_PROBLEM TO WORK ON_. Render the following material again verbatim, leaving nothing out.
###
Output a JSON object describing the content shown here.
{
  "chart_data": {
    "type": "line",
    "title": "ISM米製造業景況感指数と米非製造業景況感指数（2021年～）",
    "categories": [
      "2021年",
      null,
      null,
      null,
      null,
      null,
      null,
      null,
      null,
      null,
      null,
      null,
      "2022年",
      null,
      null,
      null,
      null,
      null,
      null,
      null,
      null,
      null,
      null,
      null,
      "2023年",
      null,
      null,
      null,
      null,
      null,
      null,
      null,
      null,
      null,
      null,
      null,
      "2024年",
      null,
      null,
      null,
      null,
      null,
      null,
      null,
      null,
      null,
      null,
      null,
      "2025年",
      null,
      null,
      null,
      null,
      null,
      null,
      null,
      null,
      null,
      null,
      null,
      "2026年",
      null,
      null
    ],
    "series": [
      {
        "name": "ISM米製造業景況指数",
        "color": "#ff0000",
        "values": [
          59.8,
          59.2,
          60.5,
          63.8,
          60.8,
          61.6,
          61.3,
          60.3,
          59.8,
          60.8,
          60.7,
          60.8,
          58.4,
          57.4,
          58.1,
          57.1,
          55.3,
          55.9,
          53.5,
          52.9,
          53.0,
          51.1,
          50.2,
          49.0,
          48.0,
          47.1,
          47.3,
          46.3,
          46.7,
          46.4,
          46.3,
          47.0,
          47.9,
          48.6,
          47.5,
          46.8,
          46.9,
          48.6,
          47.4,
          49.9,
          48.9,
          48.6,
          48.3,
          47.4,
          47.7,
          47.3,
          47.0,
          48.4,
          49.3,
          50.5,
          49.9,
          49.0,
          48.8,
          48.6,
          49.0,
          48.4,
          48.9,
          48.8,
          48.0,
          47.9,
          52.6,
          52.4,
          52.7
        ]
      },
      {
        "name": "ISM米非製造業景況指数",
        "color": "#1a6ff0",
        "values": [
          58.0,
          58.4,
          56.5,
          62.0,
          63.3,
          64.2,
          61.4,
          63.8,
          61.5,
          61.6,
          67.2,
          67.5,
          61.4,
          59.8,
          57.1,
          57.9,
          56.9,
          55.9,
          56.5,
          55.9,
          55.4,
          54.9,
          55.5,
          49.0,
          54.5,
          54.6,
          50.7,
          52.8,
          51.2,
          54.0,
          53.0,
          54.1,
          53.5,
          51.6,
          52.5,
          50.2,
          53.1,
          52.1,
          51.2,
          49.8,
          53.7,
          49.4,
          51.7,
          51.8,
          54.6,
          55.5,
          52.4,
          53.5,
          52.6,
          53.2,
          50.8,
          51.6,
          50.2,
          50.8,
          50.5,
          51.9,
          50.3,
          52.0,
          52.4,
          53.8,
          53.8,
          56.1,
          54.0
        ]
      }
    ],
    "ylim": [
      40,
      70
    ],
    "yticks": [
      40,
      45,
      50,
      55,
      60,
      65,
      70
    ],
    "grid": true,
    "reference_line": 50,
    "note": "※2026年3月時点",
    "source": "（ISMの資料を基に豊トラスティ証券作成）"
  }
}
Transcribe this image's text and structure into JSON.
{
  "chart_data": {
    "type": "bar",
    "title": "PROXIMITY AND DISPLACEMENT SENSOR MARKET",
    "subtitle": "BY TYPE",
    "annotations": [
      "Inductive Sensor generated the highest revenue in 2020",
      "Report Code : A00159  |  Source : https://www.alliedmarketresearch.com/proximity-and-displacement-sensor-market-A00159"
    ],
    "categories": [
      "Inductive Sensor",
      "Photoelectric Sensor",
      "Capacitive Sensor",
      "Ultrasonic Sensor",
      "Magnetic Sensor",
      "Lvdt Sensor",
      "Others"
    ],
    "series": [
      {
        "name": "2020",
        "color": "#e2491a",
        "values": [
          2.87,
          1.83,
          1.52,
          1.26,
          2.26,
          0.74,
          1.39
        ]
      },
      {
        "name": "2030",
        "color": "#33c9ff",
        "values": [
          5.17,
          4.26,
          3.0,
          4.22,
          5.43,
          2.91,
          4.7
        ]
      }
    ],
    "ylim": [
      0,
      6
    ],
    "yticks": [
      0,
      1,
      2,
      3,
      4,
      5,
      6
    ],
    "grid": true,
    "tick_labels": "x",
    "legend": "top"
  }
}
###
_WRITTEN ANSWER_.
Output a JSON object describing the content shown here.
{
  "chart_data": {
    "type": "line",
    "title": "ISM米製造業景況感指数と米非製造業景況感指数（2021年～）",
    "categories": [
      "2021年",
      null,
      null,
      null,
      null,
      null,
      null,
      null,
      null,
      null,
      null,
      null,
      "2022年",
      null,
      null,
      null,
      null,
      null,
      null,
      null,
      null,
      null,
      null,
      null,
      "2023年",
      null,
      null,
      null,
      null,
      null,
      null,
      null,
      null,
      null,
      null,
      null,
      "2024年",
      null,
      null,
      null,
      null,
      null,
      null,
      null,
      null,
      null,
      null,
      null,
      "2025年",
      null,
      null,
      null,
      null,
      null,
      null,
      null,
      null,
      null,
      null,
      null,
      "2026年",
      null,
      null
    ],
    "series": [
      {
        "name": "ISM米製造業景況指数",
        "color": "#ff0000",
        "values": [
          59.8,
          59.2,
          60.5,
          63.8,
          60.8,
          61.6,
          61.3,
          60.3,
          59.8,
          60.8,
          60.7,
          60.8,
          58.4,
          57.4,
          58.1,
          57.1,
          55.3,
          55.9,
          53.5,
          52.9,
          53.0,
          51.1,
          50.2,
          49.0,
          48.0,
          47.1,
          47.3,
          46.3,
          46.7,
          46.4,
          46.3,
          47.0,
          47.9,
          48.6,
          47.5,
          46.8,
          46.9,
          48.6,
          47.4,
          49.9,
          48.9,
          48.6,
          48.3,
          47.4,
          47.7,
          47.3,
          47.0,
          48.4,
          49.3,
          50.5,
          49.9,
          49.0,
          48.8,
          48.6,
          49.0,
          48.4,
          48.9,
          48.8,
          48.0,
          47.9,
          52.6,
          52.4,
          52.7
        ]
      },
      {
        "name": "ISM米非製造業景況指数",
        "color": "#1a6ff0",
        "values": [
          58.0,
          58.4,
          56.5,
          62.0,
          63.3,
          64.2,
          61.4,
          63.8,
          61.5,
          61.6,
          67.2,
          67.5,
          61.4,
          59.8,
          57.1,
          57.9,
          56.9,
          55.9,
          56.5,
          55.9,
          55.4,
          54.9,
          55.5,
          49.0,
          54.5,
          54.6,
          50.7,
          52.8,
          51.2,
          54.0,
          53.0,
          54.1,
          53.5,
          51.6,
          52.5,
          50.2,
          53.1,
          52.1,
          51.2,
          49.8,
          53.7,
          49.4,
          51.7,
          51.8,
          54.6,
          55.5,
          52.4,
          53.5,
          52.6,
          53.2,
          50.8,
          51.6,
          50.2,
          50.8,
          50.5,
          51.9,
          50.3,
          52.0,
          52.4,
          53.8,
          53.8,
          56.1,
          54.0
        ]
      }
    ],
    "ylim": [
      40,
      70
    ],
    "yticks": [
      40,
      45,
      50,
      55,
      60,
      65,
      70
    ],
    "grid": true,
    "reference_line": 50,
    "note": "※2026年3月時点",
    "source": "（ISMの資料を基に豊トラスティ証券作成）"
  }
}
Transcribe this image's text and structure into JSON.
{
  "chart_data": {
    "type": "bar",
    "title": "PROXIMITY AND DISPLACEMENT SENSOR MARKET",
    "subtitle": "BY TYPE",
    "annotations": [
      "Inductive Sensor generated the highest revenue in 2020",
      "Report Code : A00159  |  Source : https://www.alliedmarketresearch.com/proximity-and-displacement-sensor-market-A00159"
    ],
    "categories": [
      "Inductive Sensor",
      "Photoelectric Sensor",
      "Capacitive Sensor",
      "Ultrasonic Sensor",
      "Magnetic Sensor",
      "Lvdt Sensor",
      "Others"
    ],
    "series": [
      {
        "name": "2020",
        "color": "#e2491a",
        "values": [
          2.87,
          1.83,
          1.52,
          1.26,
          2.26,
          0.74,
          1.39
        ]
      },
      {
        "name": "2030",
        "color": "#33c9ff",
        "values": [
          5.17,
          4.26,
          3.0,
          4.22,
          5.43,
          2.91,
          4.7
        ]
      }
    ],
    "ylim": [
      0,
      6
    ],
    "yticks": [
      0,
      1,
      2,
      3,
      4,
      5,
      6
    ],
    "grid": true,
    "tick_labels": "x",
    "legend": "top"
  }
}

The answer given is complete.